**EXERCISE INPUTS:**
........

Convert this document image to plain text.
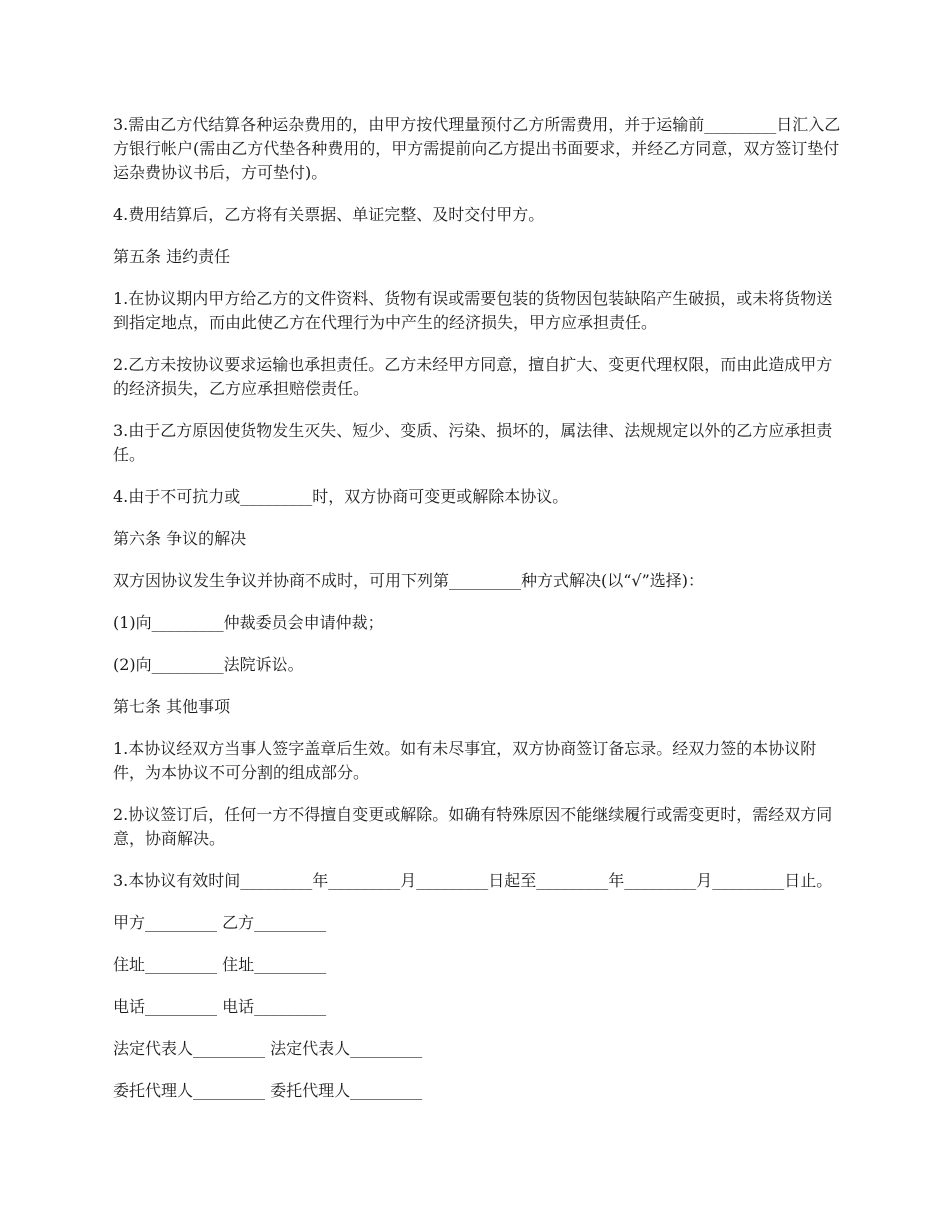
3.需由乙方代结算各种运杂费用的，由甲方按代理量预付乙方所需费用，并于运输前_________日汇入乙方银行帐户(需由乙方代垫各种费用的，甲方需提前向乙方提出书面要求，并经乙方同意，双方签订垫付运杂费协议书后，方可垫付)。

4.费用结算后，乙方将有关票据、单证完整、及时交付甲方。

第五条 违约责任

1.在协议期内甲方给乙方的文件资料、货物有误或需要包装的货物因包装缺陷产生破损，或未将货物送到指定地点，而由此使乙方在代理行为中产生的经济损失，甲方应承担责任。

2.乙方未按协议要求运输也承担责任。乙方未经甲方同意，擅自扩大、变更代理权限，而由此造成甲方的经济损失，乙方应承担赔偿责任。

3.由于乙方原因使货物发生灭失、短少、变质、污染、损坏的，属法律、法规规定以外的乙方应承担责任。

4.由于不可抗力或_________时，双方协商可变更或解除本协议。

第六条 争议的解决

双方因协议发生争议并协商不成时，可用下列第_________种方式解决(以“√”选择)：

(1)向_________仲裁委员会申请仲裁；

(2)向_________法院诉讼。

第七条 其他事项

1.本协议经双方当事人签字盖章后生效。如有未尽事宜，双方协商签订备忘录。经双力签的本协议附件，为本协议不可分割的组成部分。

2.协议签订后，任何一方不得擅自变更或解除。如确有特殊原因不能继续履行或需变更时，需经双方同意，协商解决。

3.本协议有效时间_________年_________月_________日起至_________年_________月_________日止。

甲方_________ 乙方_________

住址_________ 住址_________

电话_________ 电话_________

法定代表人_________ 法定代表人_________

委托代理人_________ 委托代理人_________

........

**TASK TO COMPLETE:** All records should be output exactly, with the pictures left out.

**ANSWER TO THE EXERCISE:**
Convert this document image to plain text.
3.需由乙方代结算各种运杂费用的，由甲方按代理量预付乙方所需费用，并于运输前_________日汇入乙方银行帐户(需由乙方代垫各种费用的，甲方需提前向乙方提出书面要求，并经乙方同意，双方签订垫付运杂费协议书后，方可垫付)。

4.费用结算后，乙方将有关票据、单证完整、及时交付甲方。

第五条 违约责任

1.在协议期内甲方给乙方的文件资料、货物有误或需要包装的货物因包装缺陷产生破损，或未将货物送到指定地点，而由此使乙方在代理行为中产生的经济损失，甲方应承担责任。

2.乙方未按协议要求运输也承担责任。乙方未经甲方同意，擅自扩大、变更代理权限，而由此造成甲方的经济损失，乙方应承担赔偿责任。

3.由于乙方原因使货物发生灭失、短少、变质、污染、损坏的，属法律、法规规定以外的乙方应承担责任。

4.由于不可抗力或_________时，双方协商可变更或解除本协议。

第六条 争议的解决

双方因协议发生争议并协商不成时，可用下列第_________种方式解决(以“√”选择)：

(1)向_________仲裁委员会申请仲裁；

(2)向_________法院诉讼。

第七条 其他事项

1.本协议经双方当事人签字盖章后生效。如有未尽事宜，双方协商签订备忘录。经双力签的本协议附件，为本协议不可分割的组成部分。

2.协议签订后，任何一方不得擅自变更或解除。如确有特殊原因不能继续履行或需变更时，需经双方同意，协商解决。

3.本协议有效时间_________年_________月_________日起至_________年_________月_________日止。

甲方_________ 乙方_________

住址_________ 住址_________

电话_________ 电话_________

法定代表人_________ 法定代表人_________

委托代理人_________ 委托代理人_________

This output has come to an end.